What the task requires: Give the listing again exactly, omitting its images.

Entries supplied:

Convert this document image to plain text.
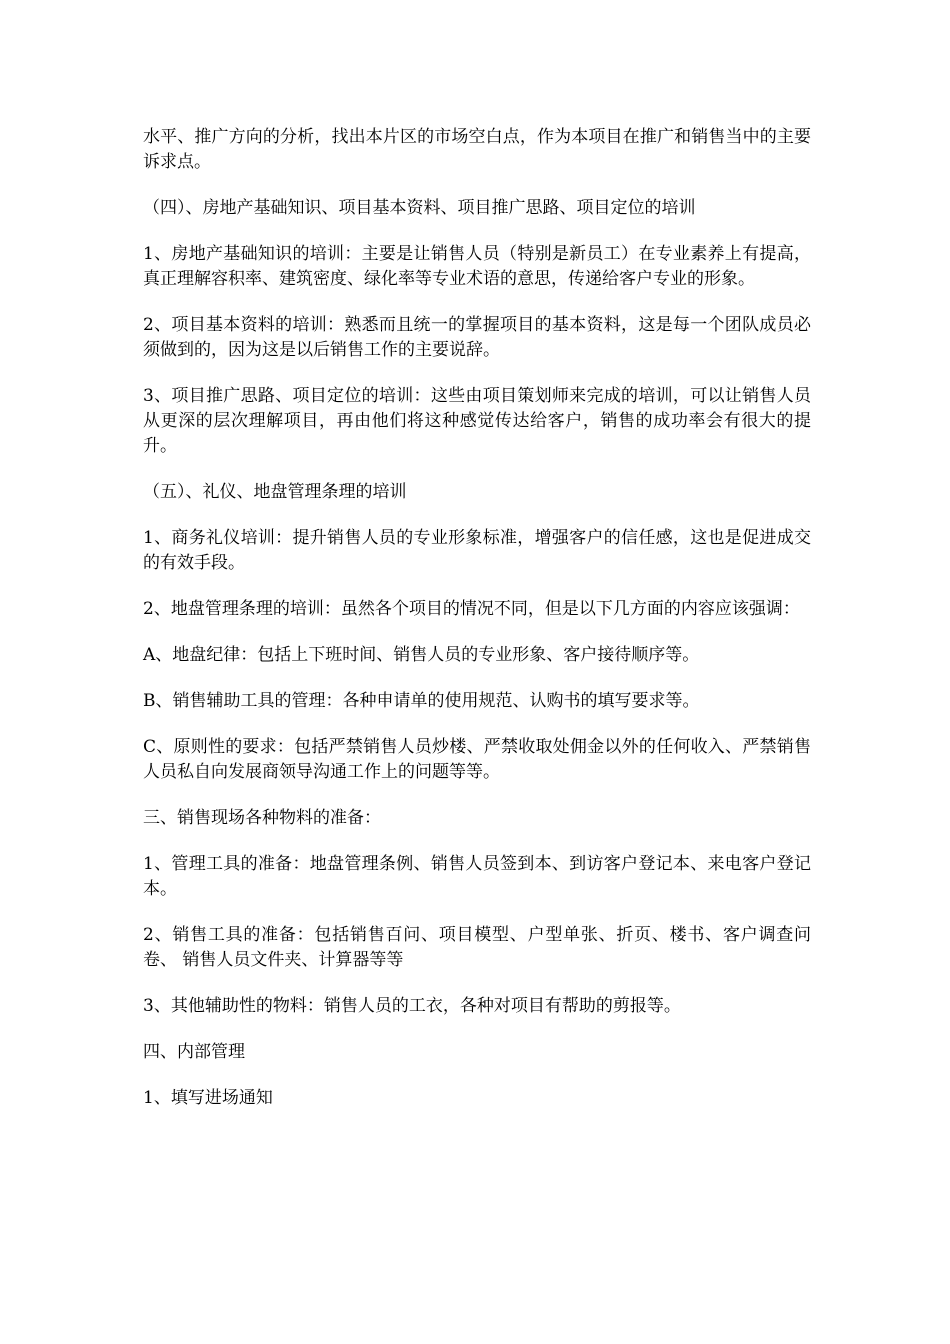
水平、推广方向的分析，找出本片区的市场空白点，作为本项目在推广和销售当中的主要诉求点。

（四）、房地产基础知识、项目基本资料、项目推广思路、项目定位的培训

1、房地产基础知识的培训：主要是让销售人员（特别是新员工）在专业素养上有提高，真正理解容积率、建筑密度、绿化率等专业术语的意思，传递给客户专业的形象。

2、项目基本资料的培训：熟悉而且统一的掌握项目的基本资料，这是每一个团队成员必须做到的，因为这是以后销售工作的主要说辞。

3、项目推广思路、项目定位的培训：这些由项目策划师来完成的培训，可以让销售人员从更深的层次理解项目，再由他们将这种感觉传达给客户，销售的成功率会有很大的提升。

（五）、礼仪、地盘管理条理的培训

1、商务礼仪培训：提升销售人员的专业形象标准，增强客户的信任感，这也是促进成交的有效手段。

2、地盘管理条理的培训：虽然各个项目的情况不同，但是以下几方面的内容应该强调：

A、地盘纪律：包括上下班时间、销售人员的专业形象、客户接待顺序等。

B、销售辅助工具的管理：各种申请单的使用规范、认购书的填写要求等。

C、原则性的要求：包括严禁销售人员炒楼、严禁收取处佣金以外的任何收入、严禁销售人员私自向发展商领导沟通工作上的问题等等。

三、销售现场各种物料的准备：

1、管理工具的准备：地盘管理条例、销售人员签到本、到访客户登记本、来电客户登记本。

2、销售工具的准备：包括销售百问、项目模型、户型单张、折页、楼书、客户调查问卷、 销售人员文件夹、计算器等等

3、其他辅助性的物料：销售人员的工衣，各种对项目有帮助的剪报等。

四、内部管理

1、填写进场通知
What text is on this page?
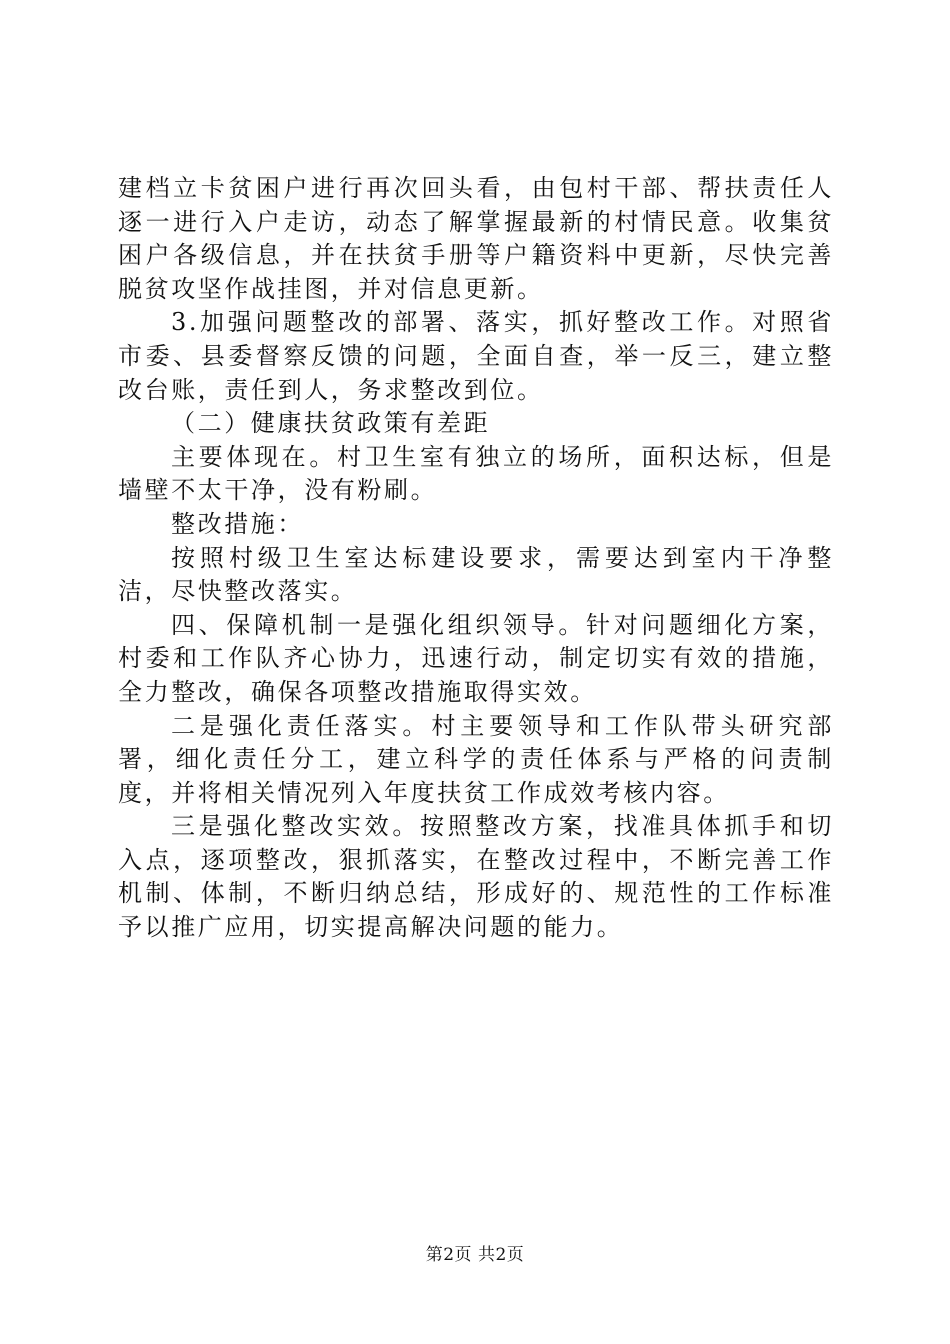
建档立卡贫困户进行再次回头看，由包村干部、帮扶责任人逐一进行入户走访，动态了解掌握最新的村情民意。收集贫困户各级信息，并在扶贫手册等户籍资料中更新，尽快完善脱贫攻坚作战挂图，并对信息更新。

3.加强问题整改的部署、落实，抓好整改工作。对照省市委、县委督察反馈的问题，全面自查，举一反三，建立整改台账，责任到人，务求整改到位。

（二）健康扶贫政策有差距

主要体现在。村卫生室有独立的场所，面积达标，但是墙壁不太干净，没有粉刷。

整改措施：

按照村级卫生室达标建设要求，需要达到室内干净整洁，尽快整改落实。

四、保障机制一是强化组织领导。针对问题细化方案，村委和工作队齐心协力，迅速行动，制定切实有效的措施，全力整改，确保各项整改措施取得实效。

二是强化责任落实。村主要领导和工作队带头研究部署，细化责任分工，建立科学的责任体系与严格的问责制度，并将相关情况列入年度扶贫工作成效考核内容。

三是强化整改实效。按照整改方案，找准具体抓手和切入点，逐项整改，狠抓落实，在整改过程中，不断完善工作机制、体制，不断归纳总结，形成好的、规范性的工作标准予以推广应用，切实提高解决问题的能力。

第2页 共2页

Worked solution:
Convert this document image to plain text.
水平、推广方向的分析，找出本片区的市场空白点，作为本项目在推广和销售当中的主要诉求点。

（四）、房地产基础知识、项目基本资料、项目推广思路、项目定位的培训

1、房地产基础知识的培训：主要是让销售人员（特别是新员工）在专业素养上有提高，真正理解容积率、建筑密度、绿化率等专业术语的意思，传递给客户专业的形象。

2、项目基本资料的培训：熟悉而且统一的掌握项目的基本资料，这是每一个团队成员必须做到的，因为这是以后销售工作的主要说辞。

3、项目推广思路、项目定位的培训：这些由项目策划师来完成的培训，可以让销售人员从更深的层次理解项目，再由他们将这种感觉传达给客户，销售的成功率会有很大的提升。

（五）、礼仪、地盘管理条理的培训

1、商务礼仪培训：提升销售人员的专业形象标准，增强客户的信任感，这也是促进成交的有效手段。

2、地盘管理条理的培训：虽然各个项目的情况不同，但是以下几方面的内容应该强调：

A、地盘纪律：包括上下班时间、销售人员的专业形象、客户接待顺序等。

B、销售辅助工具的管理：各种申请单的使用规范、认购书的填写要求等。

C、原则性的要求：包括严禁销售人员炒楼、严禁收取处佣金以外的任何收入、严禁销售人员私自向发展商领导沟通工作上的问题等等。

三、销售现场各种物料的准备：

1、管理工具的准备：地盘管理条例、销售人员签到本、到访客户登记本、来电客户登记本。

2、销售工具的准备：包括销售百问、项目模型、户型单张、折页、楼书、客户调查问卷、 销售人员文件夹、计算器等等

3、其他辅助性的物料：销售人员的工衣，各种对项目有帮助的剪报等。

四、内部管理

1、填写进场通知
What text is on this page?
建档立卡贫困户进行再次回头看，由包村干部、帮扶责任人逐一进行入户走访，动态了解掌握最新的村情民意。收集贫困户各级信息，并在扶贫手册等户籍资料中更新，尽快完善脱贫攻坚作战挂图，并对信息更新。

3.加强问题整改的部署、落实，抓好整改工作。对照省市委、县委督察反馈的问题，全面自查，举一反三，建立整改台账，责任到人，务求整改到位。

（二）健康扶贫政策有差距

主要体现在。村卫生室有独立的场所，面积达标，但是墙壁不太干净，没有粉刷。

整改措施：

按照村级卫生室达标建设要求，需要达到室内干净整洁，尽快整改落实。

四、保障机制一是强化组织领导。针对问题细化方案，村委和工作队齐心协力，迅速行动，制定切实有效的措施，全力整改，确保各项整改措施取得实效。

二是强化责任落实。村主要领导和工作队带头研究部署，细化责任分工，建立科学的责任体系与严格的问责制度，并将相关情况列入年度扶贫工作成效考核内容。

三是强化整改实效。按照整改方案，找准具体抓手和切入点，逐项整改，狠抓落实，在整改过程中，不断完善工作机制、体制，不断归纳总结，形成好的、规范性的工作标准予以推广应用，切实提高解决问题的能力。

第2页 共2页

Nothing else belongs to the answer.